— TASK DESCRIPTION —
Output every entry exactly, from the first line to the last.

— INPUT FOR THIS TASK —
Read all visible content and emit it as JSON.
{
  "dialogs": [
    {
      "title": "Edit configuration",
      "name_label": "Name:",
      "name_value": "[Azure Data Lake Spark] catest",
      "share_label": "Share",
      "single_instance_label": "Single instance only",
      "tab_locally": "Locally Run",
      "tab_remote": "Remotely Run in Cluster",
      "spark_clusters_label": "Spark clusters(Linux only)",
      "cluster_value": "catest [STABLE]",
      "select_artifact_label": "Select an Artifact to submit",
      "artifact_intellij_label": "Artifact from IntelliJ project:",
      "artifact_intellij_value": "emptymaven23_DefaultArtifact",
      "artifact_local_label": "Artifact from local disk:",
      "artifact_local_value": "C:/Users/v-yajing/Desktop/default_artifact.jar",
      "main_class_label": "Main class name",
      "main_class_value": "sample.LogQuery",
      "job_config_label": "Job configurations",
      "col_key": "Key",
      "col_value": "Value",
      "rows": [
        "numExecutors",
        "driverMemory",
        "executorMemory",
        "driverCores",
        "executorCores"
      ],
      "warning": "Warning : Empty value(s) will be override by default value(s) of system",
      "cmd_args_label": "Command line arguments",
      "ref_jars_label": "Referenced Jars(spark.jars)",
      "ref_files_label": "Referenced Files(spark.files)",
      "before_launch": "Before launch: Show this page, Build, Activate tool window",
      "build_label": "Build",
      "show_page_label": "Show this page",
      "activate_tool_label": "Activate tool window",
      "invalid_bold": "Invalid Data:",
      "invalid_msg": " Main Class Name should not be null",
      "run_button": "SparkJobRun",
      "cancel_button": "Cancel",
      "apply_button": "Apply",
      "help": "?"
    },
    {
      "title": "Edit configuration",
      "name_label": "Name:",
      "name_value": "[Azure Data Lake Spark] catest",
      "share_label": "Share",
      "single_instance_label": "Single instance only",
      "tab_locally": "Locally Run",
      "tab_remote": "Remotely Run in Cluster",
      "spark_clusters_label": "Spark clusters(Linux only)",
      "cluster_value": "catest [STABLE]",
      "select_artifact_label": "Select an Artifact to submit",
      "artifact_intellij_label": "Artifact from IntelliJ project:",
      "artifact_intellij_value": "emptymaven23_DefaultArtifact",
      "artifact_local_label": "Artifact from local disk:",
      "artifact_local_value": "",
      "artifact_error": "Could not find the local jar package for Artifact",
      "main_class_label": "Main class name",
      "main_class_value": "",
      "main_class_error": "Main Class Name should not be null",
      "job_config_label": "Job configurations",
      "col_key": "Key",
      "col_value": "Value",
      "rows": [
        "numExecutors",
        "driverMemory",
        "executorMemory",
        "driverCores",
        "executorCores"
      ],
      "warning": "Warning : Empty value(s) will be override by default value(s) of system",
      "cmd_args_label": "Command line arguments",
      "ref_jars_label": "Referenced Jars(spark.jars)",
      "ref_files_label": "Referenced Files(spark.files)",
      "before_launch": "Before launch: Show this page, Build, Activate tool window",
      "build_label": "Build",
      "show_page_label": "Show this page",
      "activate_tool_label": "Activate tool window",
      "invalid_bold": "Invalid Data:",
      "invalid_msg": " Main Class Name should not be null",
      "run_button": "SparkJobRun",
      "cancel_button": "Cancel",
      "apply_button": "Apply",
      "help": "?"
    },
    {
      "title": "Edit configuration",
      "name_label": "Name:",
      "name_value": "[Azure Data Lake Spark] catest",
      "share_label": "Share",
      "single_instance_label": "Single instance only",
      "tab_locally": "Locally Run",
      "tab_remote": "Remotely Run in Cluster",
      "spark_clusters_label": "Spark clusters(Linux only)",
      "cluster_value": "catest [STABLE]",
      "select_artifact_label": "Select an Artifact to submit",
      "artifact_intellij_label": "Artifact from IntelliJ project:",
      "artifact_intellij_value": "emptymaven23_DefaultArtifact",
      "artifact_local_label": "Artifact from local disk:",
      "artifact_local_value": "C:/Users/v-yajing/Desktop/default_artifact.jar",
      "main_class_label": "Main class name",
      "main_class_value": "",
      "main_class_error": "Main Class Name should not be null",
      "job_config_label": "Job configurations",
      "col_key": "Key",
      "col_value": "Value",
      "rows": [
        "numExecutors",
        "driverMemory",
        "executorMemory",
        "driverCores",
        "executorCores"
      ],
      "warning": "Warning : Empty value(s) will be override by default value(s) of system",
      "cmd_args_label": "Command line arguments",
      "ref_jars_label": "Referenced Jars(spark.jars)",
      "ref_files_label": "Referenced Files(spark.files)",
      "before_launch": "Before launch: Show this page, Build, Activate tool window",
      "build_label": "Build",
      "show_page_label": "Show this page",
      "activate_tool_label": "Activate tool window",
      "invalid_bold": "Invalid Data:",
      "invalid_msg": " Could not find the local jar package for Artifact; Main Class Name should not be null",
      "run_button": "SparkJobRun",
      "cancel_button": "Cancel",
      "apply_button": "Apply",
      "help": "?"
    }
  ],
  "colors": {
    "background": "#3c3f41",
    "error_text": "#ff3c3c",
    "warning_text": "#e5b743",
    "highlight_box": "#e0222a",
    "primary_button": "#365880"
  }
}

— WORKED ANSWER —
Read all visible content and emit it as JSON.
{
  "dialogs": [
    {
      "title": "Edit configuration",
      "name_label": "Name:",
      "name_value": "[Azure Data Lake Spark] catest",
      "share_label": "Share",
      "single_instance_label": "Single instance only",
      "tab_locally": "Locally Run",
      "tab_remote": "Remotely Run in Cluster",
      "spark_clusters_label": "Spark clusters(Linux only)",
      "cluster_value": "catest [STABLE]",
      "select_artifact_label": "Select an Artifact to submit",
      "artifact_intellij_label": "Artifact from IntelliJ project:",
      "artifact_intellij_value": "emptymaven23_DefaultArtifact",
      "artifact_local_label": "Artifact from local disk:",
      "artifact_local_value": "C:/Users/v-yajing/Desktop/default_artifact.jar",
      "main_class_label": "Main class name",
      "main_class_value": "sample.LogQuery",
      "job_config_label": "Job configurations",
      "col_key": "Key",
      "col_value": "Value",
      "rows": [
        "numExecutors",
        "driverMemory",
        "executorMemory",
        "driverCores",
        "executorCores"
      ],
      "warning": "Warning : Empty value(s) will be override by default value(s) of system",
      "cmd_args_label": "Command line arguments",
      "ref_jars_label": "Referenced Jars(spark.jars)",
      "ref_files_label": "Referenced Files(spark.files)",
      "before_launch": "Before launch: Show this page, Build, Activate tool window",
      "build_label": "Build",
      "show_page_label": "Show this page",
      "activate_tool_label": "Activate tool window",
      "invalid_bold": "Invalid Data:",
      "invalid_msg": " Main Class Name should not be null",
      "run_button": "SparkJobRun",
      "cancel_button": "Cancel",
      "apply_button": "Apply",
      "help": "?"
    },
    {
      "title": "Edit configuration",
      "name_label": "Name:",
      "name_value": "[Azure Data Lake Spark] catest",
      "share_label": "Share",
      "single_instance_label": "Single instance only",
      "tab_locally": "Locally Run",
      "tab_remote": "Remotely Run in Cluster",
      "spark_clusters_label": "Spark clusters(Linux only)",
      "cluster_value": "catest [STABLE]",
      "select_artifact_label": "Select an Artifact to submit",
      "artifact_intellij_label": "Artifact from IntelliJ project:",
      "artifact_intellij_value": "emptymaven23_DefaultArtifact",
      "artifact_local_label": "Artifact from local disk:",
      "artifact_local_value": "",
      "artifact_error": "Could not find the local jar package for Artifact",
      "main_class_label": "Main class name",
      "main_class_value": "",
      "main_class_error": "Main Class Name should not be null",
      "job_config_label": "Job configurations",
      "col_key": "Key",
      "col_value": "Value",
      "rows": [
        "numExecutors",
        "driverMemory",
        "executorMemory",
        "driverCores",
        "executorCores"
      ],
      "warning": "Warning : Empty value(s) will be override by default value(s) of system",
      "cmd_args_label": "Command line arguments",
      "ref_jars_label": "Referenced Jars(spark.jars)",
      "ref_files_label": "Referenced Files(spark.files)",
      "before_launch": "Before launch: Show this page, Build, Activate tool window",
      "build_label": "Build",
      "show_page_label": "Show this page",
      "activate_tool_label": "Activate tool window",
      "invalid_bold": "Invalid Data:",
      "invalid_msg": " Main Class Name should not be null",
      "run_button": "SparkJobRun",
      "cancel_button": "Cancel",
      "apply_button": "Apply",
      "help": "?"
    },
    {
      "title": "Edit configuration",
      "name_label": "Name:",
      "name_value": "[Azure Data Lake Spark] catest",
      "share_label": "Share",
      "single_instance_label": "Single instance only",
      "tab_locally": "Locally Run",
      "tab_remote": "Remotely Run in Cluster",
      "spark_clusters_label": "Spark clusters(Linux only)",
      "cluster_value": "catest [STABLE]",
      "select_artifact_label": "Select an Artifact to submit",
      "artifact_intellij_label": "Artifact from IntelliJ project:",
      "artifact_intellij_value": "emptymaven23_DefaultArtifact",
      "artifact_local_label": "Artifact from local disk:",
      "artifact_local_value": "C:/Users/v-yajing/Desktop/default_artifact.jar",
      "main_class_label": "Main class name",
      "main_class_value": "",
      "main_class_error": "Main Class Name should not be null",
      "job_config_label": "Job configurations",
      "col_key": "Key",
      "col_value": "Value",
      "rows": [
        "numExecutors",
        "driverMemory",
        "executorMemory",
        "driverCores",
        "executorCores"
      ],
      "warning": "Warning : Empty value(s) will be override by default value(s) of system",
      "cmd_args_label": "Command line arguments",
      "ref_jars_label": "Referenced Jars(spark.jars)",
      "ref_files_label": "Referenced Files(spark.files)",
      "before_launch": "Before launch: Show this page, Build, Activate tool window",
      "build_label": "Build",
      "show_page_label": "Show this page",
      "activate_tool_label": "Activate tool window",
      "invalid_bold": "Invalid Data:",
      "invalid_msg": " Could not find the local jar package for Artifact; Main Class Name should not be null",
      "run_button": "SparkJobRun",
      "cancel_button": "Cancel",
      "apply_button": "Apply",
      "help": "?"
    }
  ],
  "colors": {
    "background": "#3c3f41",
    "error_text": "#ff3c3c",
    "warning_text": "#e5b743",
    "highlight_box": "#e0222a",
    "primary_button": "#365880"
  }
}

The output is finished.